Data rows:
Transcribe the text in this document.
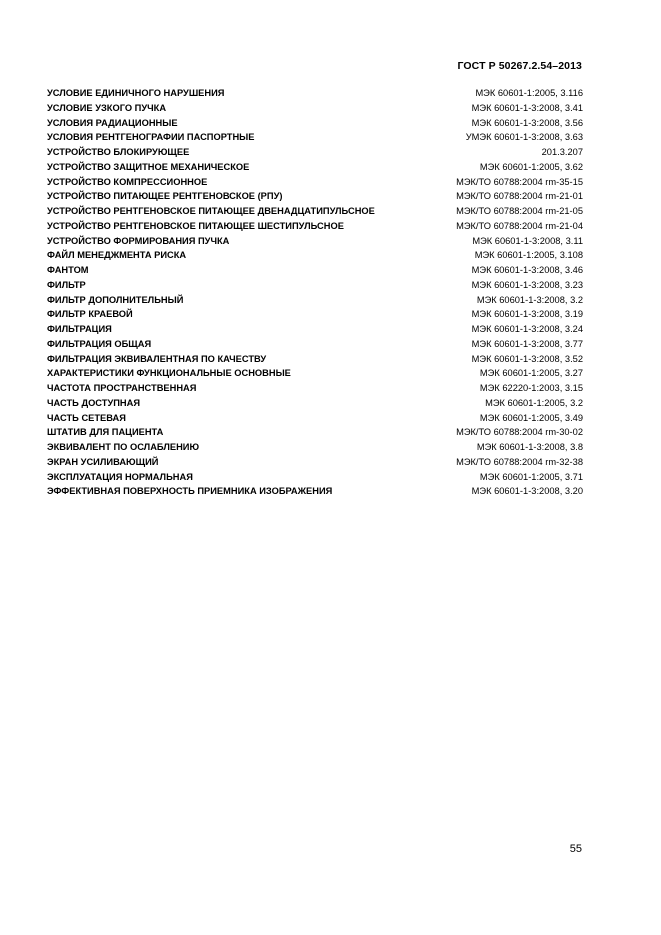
ГОСТ Р 50267.2.54–2013
УСЛОВИЕ ЕДИНИЧНОГО НАРУШЕНИЯ	МЭК 60601-1:2005, 3.116
УСЛОВИЕ УЗКОГО ПУЧКА	МЭК 60601-1-3:2008, 3.41
УСЛОВИЯ РАДИАЦИОННЫЕ	МЭК 60601-1-3:2008, 3.56
УСЛОВИЯ РЕНТГЕНОГРАФИИ ПАСПОРТНЫЕ	УМЭК 60601-1-3:2008, 3.63
УСТРОЙСТВО БЛОКИРУЮЩЕЕ	201.3.207
УСТРОЙСТВО ЗАЩИТНОЕ МЕХАНИЧЕСКОЕ	МЭК 60601-1:2005, 3.62
УСТРОЙСТВО КОМПРЕССИОННОЕ	МЭК/ТО 60788:2004 rm-35-15
УСТРОЙСТВО ПИТАЮЩЕЕ РЕНТГЕНОВСКОЕ (РПУ)	МЭК/ТО 60788:2004 rm-21-01
УСТРОЙСТВО РЕНТГЕНОВСКОЕ ПИТАЮЩЕЕ ДВЕНАДЦАТИПУЛЬСНОЕ	МЭК/ТО 60788:2004 rm-21-05
УСТРОЙСТВО РЕНТГЕНОВСКОЕ ПИТАЮЩЕЕ ШЕСТИПУЛЬСНОЕ	МЭК/ТО 60788:2004 rm-21-04
УСТРОЙСТВО ФОРМИРОВАНИЯ ПУЧКА	МЭК 60601-1-3:2008, 3.11
ФАЙЛ МЕНЕДЖМЕНТА РИСКА	МЭК 60601-1:2005, 3.108
ФАНТОМ	МЭК 60601-1-3:2008, 3.46
ФИЛЬТР	МЭК 60601-1-3:2008, 3.23
ФИЛЬТР ДОПОЛНИТЕЛЬНЫЙ	МЭК 60601-1-3:2008, 3.2
ФИЛЬТР КРАЕВОЙ	МЭК 60601-1-3:2008, 3.19
ФИЛЬТРАЦИЯ	МЭК 60601-1-3:2008, 3.24
ФИЛЬТРАЦИЯ ОБЩАЯ	МЭК 60601-1-3:2008, 3.77
ФИЛЬТРАЦИЯ ЭКВИВАЛЕНТНАЯ ПО КАЧЕСТВУ	МЭК 60601-1-3:2008, 3.52
ХАРАКТЕРИСТИКИ ФУНКЦИОНАЛЬНЫЕ ОСНОВНЫЕ	МЭК 60601-1:2005, 3.27
ЧАСТОТА ПРОСТРАНСТВЕННАЯ	МЭК 62220-1:2003, 3.15
ЧАСТЬ ДОСТУПНАЯ	МЭК 60601-1:2005, 3.2
ЧАСТЬ СЕТЕВАЯ	МЭК 60601-1:2005, 3.49
ШТАТИВ ДЛЯ ПАЦИЕНТА	МЭК/ТО 60788:2004 rm-30-02
ЭКВИВАЛЕНТ ПО ОСЛАБЛЕНИЮ	МЭК 60601-1-3:2008, 3.8
ЭКРАН УСИЛИВАЮЩИЙ	МЭК/ТО 60788:2004 rm-32-38
ЭКСПЛУАТАЦИЯ НОРМАЛЬНАЯ	МЭК 60601-1:2005, 3.71
ЭФФЕКТИВНАЯ ПОВЕРХНОСТЬ ПРИЕМНИКА ИЗОБРАЖЕНИЯ	МЭК 60601-1-3:2008, 3.20
55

Your instructions: Return the listing above in full and without alteration, excluding its pictures.

Response:
Transcribe the text in this document.
ГОСТ Р 50267.2.54–2013
УСЛОВИЕ ЕДИНИЧНОГО НАРУШЕНИЯ	МЭК 60601-1:2005, 3.116
УСЛОВИЕ УЗКОГО ПУЧКА	МЭК 60601-1-3:2008, 3.41
УСЛОВИЯ РАДИАЦИОННЫЕ	МЭК 60601-1-3:2008, 3.56
УСЛОВИЯ РЕНТГЕНОГРАФИИ ПАСПОРТНЫЕ	УМЭК 60601-1-3:2008, 3.63
УСТРОЙСТВО БЛОКИРУЮЩЕЕ	201.3.207
УСТРОЙСТВО ЗАЩИТНОЕ МЕХАНИЧЕСКОЕ	МЭК 60601-1:2005, 3.62
УСТРОЙСТВО КОМПРЕССИОННОЕ	МЭК/ТО 60788:2004 rm-35-15
УСТРОЙСТВО ПИТАЮЩЕЕ РЕНТГЕНОВСКОЕ (РПУ)	МЭК/ТО 60788:2004 rm-21-01
УСТРОЙСТВО РЕНТГЕНОВСКОЕ ПИТАЮЩЕЕ ДВЕНАДЦАТИПУЛЬСНОЕ	МЭК/ТО 60788:2004 rm-21-05
УСТРОЙСТВО РЕНТГЕНОВСКОЕ ПИТАЮЩЕЕ ШЕСТИПУЛЬСНОЕ	МЭК/ТО 60788:2004 rm-21-04
УСТРОЙСТВО ФОРМИРОВАНИЯ ПУЧКА	МЭК 60601-1-3:2008, 3.11
ФАЙЛ МЕНЕДЖМЕНТА РИСКА	МЭК 60601-1:2005, 3.108
ФАНТОМ	МЭК 60601-1-3:2008, 3.46
ФИЛЬТР	МЭК 60601-1-3:2008, 3.23
ФИЛЬТР ДОПОЛНИТЕЛЬНЫЙ	МЭК 60601-1-3:2008, 3.2
ФИЛЬТР КРАЕВОЙ	МЭК 60601-1-3:2008, 3.19
ФИЛЬТРАЦИЯ	МЭК 60601-1-3:2008, 3.24
ФИЛЬТРАЦИЯ ОБЩАЯ	МЭК 60601-1-3:2008, 3.77
ФИЛЬТРАЦИЯ ЭКВИВАЛЕНТНАЯ ПО КАЧЕСТВУ	МЭК 60601-1-3:2008, 3.52
ХАРАКТЕРИСТИКИ ФУНКЦИОНАЛЬНЫЕ ОСНОВНЫЕ	МЭК 60601-1:2005, 3.27
ЧАСТОТА ПРОСТРАНСТВЕННАЯ	МЭК 62220-1:2003, 3.15
ЧАСТЬ ДОСТУПНАЯ	МЭК 60601-1:2005, 3.2
ЧАСТЬ СЕТЕВАЯ	МЭК 60601-1:2005, 3.49
ШТАТИВ ДЛЯ ПАЦИЕНТА	МЭК/ТО 60788:2004 rm-30-02
ЭКВИВАЛЕНТ ПО ОСЛАБЛЕНИЮ	МЭК 60601-1-3:2008, 3.8
ЭКРАН УСИЛИВАЮЩИЙ	МЭК/ТО 60788:2004 rm-32-38
ЭКСПЛУАТАЦИЯ НОРМАЛЬНАЯ	МЭК 60601-1:2005, 3.71
ЭФФЕКТИВНАЯ ПОВЕРХНОСТЬ ПРИЕМНИКА ИЗОБРАЖЕНИЯ	МЭК 60601-1-3:2008, 3.20
55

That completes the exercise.